* _Request_
Copy out the entries in full and with complete accuracy; pictures are excluded.

— BEGIN Supplied data —

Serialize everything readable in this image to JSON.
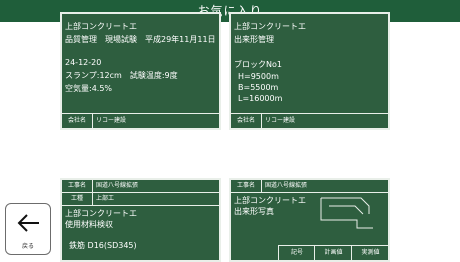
{
  "header": {
    "title": "お気に入り"
  },
  "cards": [
    {
      "lines": [
        "上部コンクリートエ",
        "品質管理　現場試験　平成29年11月11日",
        "",
        "24-12-20",
        "スランプ:12cm　試験温度:9度",
        "空気量:4.5%"
      ],
      "footer": {
        "key": "会社名",
        "value": "リコー建設"
      }
    },
    {
      "lines": [
        "上部コンクリートエ",
        "出来形管理",
        "",
        "ブロックNo1",
        "H=9500m",
        "B=5500m",
        "L=16000m"
      ],
      "footer": {
        "key": "会社名",
        "value": "リコー建設"
      }
    },
    {
      "header_rows": [
        {
          "key": "工事名",
          "value": "国道八号線拡張"
        },
        {
          "key": "工種",
          "value": "上部工"
        }
      ],
      "lines": [
        "上部コンクリートエ",
        "使用材料検収",
        "",
        "鉄筋 D16(SD345)"
      ]
    },
    {
      "header_rows": [
        {
          "key": "工事名",
          "value": "国道八号線拡張"
        }
      ],
      "lines": [
        "上部コンクリートエ",
        "出来形写真"
      ],
      "table_headers": [
        "記号",
        "計画値",
        "実測値"
      ]
    }
  ],
  "back_button": {
    "label": "戻る"
  }
}
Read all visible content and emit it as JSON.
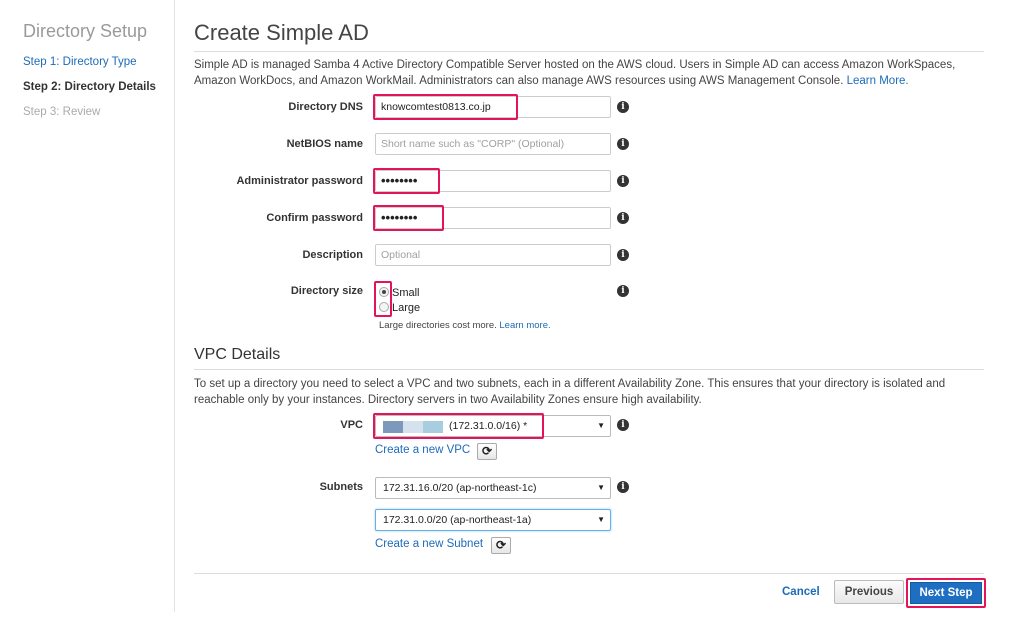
{
  "sidebar": {
    "title": "Directory Setup",
    "steps": [
      {
        "label": "Step 1: Directory Type"
      },
      {
        "label": "Step 2: Directory Details"
      },
      {
        "label": "Step 3: Review"
      }
    ]
  },
  "main": {
    "title": "Create Simple AD",
    "intro": "Simple AD is managed Samba 4 Active Directory Compatible Server hosted on the AWS cloud. Users in Simple AD can access Amazon WorkSpaces, Amazon WorkDocs, and Amazon WorkMail. Administrators can also manage AWS resources using AWS Management Console.",
    "intro_link": "Learn More.",
    "fields": {
      "dns": {
        "label": "Directory DNS",
        "value": "knowcomtest0813.co.jp"
      },
      "netbios": {
        "label": "NetBIOS name",
        "placeholder": "Short name such as \"CORP\" (Optional)"
      },
      "admin_password": {
        "label": "Administrator password",
        "value": "••••••••"
      },
      "confirm_password": {
        "label": "Confirm password",
        "value": "••••••••"
      },
      "description": {
        "label": "Description",
        "placeholder": "Optional"
      },
      "size": {
        "label": "Directory size",
        "options": [
          {
            "label": "Small",
            "checked": true
          },
          {
            "label": "Large",
            "checked": false
          }
        ],
        "hint": "Large directories cost more.",
        "hint_link": "Learn more."
      }
    }
  },
  "vpc": {
    "title": "VPC Details",
    "intro": "To set up a directory you need to select a VPC and two subnets, each in a different Availability Zone. This ensures that your directory is isolated and reachable only by your instances. Directory servers in two Availability Zones ensure high availability.",
    "vpc_label": "VPC",
    "vpc_value": "(172.31.0.0/16) *",
    "vpc_redaction_colors": [
      "#7c99bb",
      "#d6e1ee",
      "#a9cde0"
    ],
    "create_vpc_link": "Create a new VPC",
    "subnets_label": "Subnets",
    "subnet1": "172.31.16.0/20 (ap-northeast-1c)",
    "subnet2": "172.31.0.0/20 (ap-northeast-1a)",
    "create_subnet_link": "Create a new Subnet"
  },
  "footer": {
    "cancel": "Cancel",
    "previous": "Previous",
    "next": "Next Step"
  },
  "icons": {
    "info": "i",
    "refresh": "⟳",
    "caret": "▼"
  },
  "colors": {
    "link": "#1d6bb8",
    "primary_button": "#1e6fc2",
    "highlight": "#e3145c"
  }
}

— END Supplied data —

* _Worked solution_
Serialize everything readable in this image to JSON.
{
  "header": {
    "title": "お気に入り"
  },
  "cards": [
    {
      "lines": [
        "上部コンクリートエ",
        "品質管理　現場試験　平成29年11月11日",
        "",
        "24-12-20",
        "スランプ:12cm　試験温度:9度",
        "空気量:4.5%"
      ],
      "footer": {
        "key": "会社名",
        "value": "リコー建設"
      }
    },
    {
      "lines": [
        "上部コンクリートエ",
        "出来形管理",
        "",
        "ブロックNo1",
        "H=9500m",
        "B=5500m",
        "L=16000m"
      ],
      "footer": {
        "key": "会社名",
        "value": "リコー建設"
      }
    },
    {
      "header_rows": [
        {
          "key": "工事名",
          "value": "国道八号線拡張"
        },
        {
          "key": "工種",
          "value": "上部工"
        }
      ],
      "lines": [
        "上部コンクリートエ",
        "使用材料検収",
        "",
        "鉄筋 D16(SD345)"
      ]
    },
    {
      "header_rows": [
        {
          "key": "工事名",
          "value": "国道八号線拡張"
        }
      ],
      "lines": [
        "上部コンクリートエ",
        "出来形写真"
      ],
      "table_headers": [
        "記号",
        "計画値",
        "実測値"
      ]
    }
  ],
  "back_button": {
    "label": "戻る"
  }
}
Read all visible content and emit it as JSON.
{
  "sidebar": {
    "title": "Directory Setup",
    "steps": [
      {
        "label": "Step 1: Directory Type"
      },
      {
        "label": "Step 2: Directory Details"
      },
      {
        "label": "Step 3: Review"
      }
    ]
  },
  "main": {
    "title": "Create Simple AD",
    "intro": "Simple AD is managed Samba 4 Active Directory Compatible Server hosted on the AWS cloud. Users in Simple AD can access Amazon WorkSpaces, Amazon WorkDocs, and Amazon WorkMail. Administrators can also manage AWS resources using AWS Management Console.",
    "intro_link": "Learn More.",
    "fields": {
      "dns": {
        "label": "Directory DNS",
        "value": "knowcomtest0813.co.jp"
      },
      "netbios": {
        "label": "NetBIOS name",
        "placeholder": "Short name such as \"CORP\" (Optional)"
      },
      "admin_password": {
        "label": "Administrator password",
        "value": "••••••••"
      },
      "confirm_password": {
        "label": "Confirm password",
        "value": "••••••••"
      },
      "description": {
        "label": "Description",
        "placeholder": "Optional"
      },
      "size": {
        "label": "Directory size",
        "options": [
          {
            "label": "Small",
            "checked": true
          },
          {
            "label": "Large",
            "checked": false
          }
        ],
        "hint": "Large directories cost more.",
        "hint_link": "Learn more."
      }
    }
  },
  "vpc": {
    "title": "VPC Details",
    "intro": "To set up a directory you need to select a VPC and two subnets, each in a different Availability Zone. This ensures that your directory is isolated and reachable only by your instances. Directory servers in two Availability Zones ensure high availability.",
    "vpc_label": "VPC",
    "vpc_value": "(172.31.0.0/16) *",
    "vpc_redaction_colors": [
      "#7c99bb",
      "#d6e1ee",
      "#a9cde0"
    ],
    "create_vpc_link": "Create a new VPC",
    "subnets_label": "Subnets",
    "subnet1": "172.31.16.0/20 (ap-northeast-1c)",
    "subnet2": "172.31.0.0/20 (ap-northeast-1a)",
    "create_subnet_link": "Create a new Subnet"
  },
  "footer": {
    "cancel": "Cancel",
    "previous": "Previous",
    "next": "Next Step"
  },
  "icons": {
    "info": "i",
    "refresh": "⟳",
    "caret": "▼"
  },
  "colors": {
    "link": "#1d6bb8",
    "primary_button": "#1e6fc2",
    "highlight": "#e3145c"
  }
}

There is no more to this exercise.